(Collected data)
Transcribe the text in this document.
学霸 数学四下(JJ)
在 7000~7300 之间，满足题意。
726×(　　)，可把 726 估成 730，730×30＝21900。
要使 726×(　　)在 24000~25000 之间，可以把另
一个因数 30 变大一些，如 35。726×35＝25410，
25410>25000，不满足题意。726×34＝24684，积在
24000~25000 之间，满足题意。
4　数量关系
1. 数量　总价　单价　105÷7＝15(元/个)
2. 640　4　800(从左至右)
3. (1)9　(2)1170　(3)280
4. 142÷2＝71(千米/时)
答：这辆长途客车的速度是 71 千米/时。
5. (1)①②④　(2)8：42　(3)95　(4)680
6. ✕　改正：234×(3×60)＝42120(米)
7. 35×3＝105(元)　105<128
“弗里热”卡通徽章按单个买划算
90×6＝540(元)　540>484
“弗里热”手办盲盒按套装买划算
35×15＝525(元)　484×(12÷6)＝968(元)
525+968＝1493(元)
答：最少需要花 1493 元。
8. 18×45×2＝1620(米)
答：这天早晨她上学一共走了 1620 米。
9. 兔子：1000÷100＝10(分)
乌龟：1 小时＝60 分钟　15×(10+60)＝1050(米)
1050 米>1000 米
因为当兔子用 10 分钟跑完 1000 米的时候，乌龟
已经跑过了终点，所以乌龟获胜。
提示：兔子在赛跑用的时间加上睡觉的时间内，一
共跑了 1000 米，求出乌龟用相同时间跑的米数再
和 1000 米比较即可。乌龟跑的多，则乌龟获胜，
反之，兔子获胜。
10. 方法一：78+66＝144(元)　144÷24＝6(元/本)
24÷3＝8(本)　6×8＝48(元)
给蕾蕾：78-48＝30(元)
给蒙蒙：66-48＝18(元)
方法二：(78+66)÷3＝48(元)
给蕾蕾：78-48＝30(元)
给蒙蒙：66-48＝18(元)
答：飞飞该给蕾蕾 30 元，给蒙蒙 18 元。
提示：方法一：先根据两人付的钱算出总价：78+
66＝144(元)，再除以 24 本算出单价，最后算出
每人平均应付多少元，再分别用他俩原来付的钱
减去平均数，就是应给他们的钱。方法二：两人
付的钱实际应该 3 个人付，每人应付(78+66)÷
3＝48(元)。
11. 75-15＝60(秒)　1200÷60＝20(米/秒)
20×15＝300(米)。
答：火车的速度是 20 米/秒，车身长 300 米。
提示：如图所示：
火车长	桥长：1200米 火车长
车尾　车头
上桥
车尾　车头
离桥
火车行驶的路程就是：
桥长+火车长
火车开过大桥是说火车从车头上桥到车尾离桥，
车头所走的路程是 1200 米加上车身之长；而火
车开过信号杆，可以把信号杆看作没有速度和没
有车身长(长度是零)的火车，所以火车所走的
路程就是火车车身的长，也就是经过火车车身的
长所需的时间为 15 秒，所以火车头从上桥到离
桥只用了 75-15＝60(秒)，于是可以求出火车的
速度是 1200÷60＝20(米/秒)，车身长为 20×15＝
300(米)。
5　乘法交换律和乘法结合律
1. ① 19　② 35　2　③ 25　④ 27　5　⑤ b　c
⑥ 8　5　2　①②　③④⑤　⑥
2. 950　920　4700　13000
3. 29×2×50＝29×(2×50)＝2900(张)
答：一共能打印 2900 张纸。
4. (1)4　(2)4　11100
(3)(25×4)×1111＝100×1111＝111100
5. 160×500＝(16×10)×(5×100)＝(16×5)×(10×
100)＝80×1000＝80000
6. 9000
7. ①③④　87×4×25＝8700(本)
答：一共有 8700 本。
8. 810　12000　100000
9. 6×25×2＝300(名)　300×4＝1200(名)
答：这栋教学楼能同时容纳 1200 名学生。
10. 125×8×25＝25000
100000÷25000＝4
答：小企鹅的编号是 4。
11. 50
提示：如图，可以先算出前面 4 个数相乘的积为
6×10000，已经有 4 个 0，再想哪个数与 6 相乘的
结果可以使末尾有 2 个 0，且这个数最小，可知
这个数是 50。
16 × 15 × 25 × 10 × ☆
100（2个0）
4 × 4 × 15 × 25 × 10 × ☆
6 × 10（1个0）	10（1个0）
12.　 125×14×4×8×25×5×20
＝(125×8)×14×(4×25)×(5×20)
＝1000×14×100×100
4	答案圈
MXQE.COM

● Exercise: All the entries above need to be reproduced exactly.

● Exercise response:
Transcribe the text in this document.
学霸 数学四下(JJ)
在 7000~7300 之间，满足题意。
726×(　　)，可把 726 估成 730，730×30＝21900。
要使 726×(　　)在 24000~25000 之间，可以把另
一个因数 30 变大一些，如 35。726×35＝25410，
25410>25000，不满足题意。726×34＝24684，积在
24000~25000 之间，满足题意。
4　数量关系
1. 数量　总价　单价　105÷7＝15(元/个)
2. 640　4　800(从左至右)
3. (1)9　(2)1170　(3)280
4. 142÷2＝71(千米/时)
答：这辆长途客车的速度是 71 千米/时。
5. (1)①②④　(2)8：42　(3)95　(4)680
6. ✕　改正：234×(3×60)＝42120(米)
7. 35×3＝105(元)　105<128
“弗里热”卡通徽章按单个买划算
90×6＝540(元)　540>484
“弗里热”手办盲盒按套装买划算
35×15＝525(元)　484×(12÷6)＝968(元)
525+968＝1493(元)
答：最少需要花 1493 元。
8. 18×45×2＝1620(米)
答：这天早晨她上学一共走了 1620 米。
9. 兔子：1000÷100＝10(分)
乌龟：1 小时＝60 分钟　15×(10+60)＝1050(米)
1050 米>1000 米
因为当兔子用 10 分钟跑完 1000 米的时候，乌龟
已经跑过了终点，所以乌龟获胜。
提示：兔子在赛跑用的时间加上睡觉的时间内，一
共跑了 1000 米，求出乌龟用相同时间跑的米数再
和 1000 米比较即可。乌龟跑的多，则乌龟获胜，
反之，兔子获胜。
10. 方法一：78+66＝144(元)　144÷24＝6(元/本)
24÷3＝8(本)　6×8＝48(元)
给蕾蕾：78-48＝30(元)
给蒙蒙：66-48＝18(元)
方法二：(78+66)÷3＝48(元)
给蕾蕾：78-48＝30(元)
给蒙蒙：66-48＝18(元)
答：飞飞该给蕾蕾 30 元，给蒙蒙 18 元。
提示：方法一：先根据两人付的钱算出总价：78+
66＝144(元)，再除以 24 本算出单价，最后算出
每人平均应付多少元，再分别用他俩原来付的钱
减去平均数，就是应给他们的钱。方法二：两人
付的钱实际应该 3 个人付，每人应付(78+66)÷
3＝48(元)。
11. 75-15＝60(秒)　1200÷60＝20(米/秒)
20×15＝300(米)。
答：火车的速度是 20 米/秒，车身长 300 米。
提示：如图所示：
火车长	桥长：1200米 火车长
车尾　车头
上桥
车尾　车头
离桥
火车行驶的路程就是：
桥长+火车长
火车开过大桥是说火车从车头上桥到车尾离桥，
车头所走的路程是 1200 米加上车身之长；而火
车开过信号杆，可以把信号杆看作没有速度和没
有车身长(长度是零)的火车，所以火车所走的
路程就是火车车身的长，也就是经过火车车身的
长所需的时间为 15 秒，所以火车头从上桥到离
桥只用了 75-15＝60(秒)，于是可以求出火车的
速度是 1200÷60＝20(米/秒)，车身长为 20×15＝
300(米)。
5　乘法交换律和乘法结合律
1. ① 19　② 35　2　③ 25　④ 27　5　⑤ b　c
⑥ 8　5　2　①②　③④⑤　⑥
2. 950　920　4700　13000
3. 29×2×50＝29×(2×50)＝2900(张)
答：一共能打印 2900 张纸。
4. (1)4　(2)4　11100
(3)(25×4)×1111＝100×1111＝111100
5. 160×500＝(16×10)×(5×100)＝(16×5)×(10×
100)＝80×1000＝80000
6. 9000
7. ①③④　87×4×25＝8700(本)
答：一共有 8700 本。
8. 810　12000　100000
9. 6×25×2＝300(名)　300×4＝1200(名)
答：这栋教学楼能同时容纳 1200 名学生。
10. 125×8×25＝25000
100000÷25000＝4
答：小企鹅的编号是 4。
11. 50
提示：如图，可以先算出前面 4 个数相乘的积为
6×10000，已经有 4 个 0，再想哪个数与 6 相乘的
结果可以使末尾有 2 个 0，且这个数最小，可知
这个数是 50。
16 × 15 × 25 × 10 × ☆
100（2个0）
4 × 4 × 15 × 25 × 10 × ☆
6 × 10（1个0）	10（1个0）
12.　 125×14×4×8×25×5×20
＝(125×8)×14×(4×25)×(5×20)
＝1000×14×100×100
4	答案圈
MXQE.COM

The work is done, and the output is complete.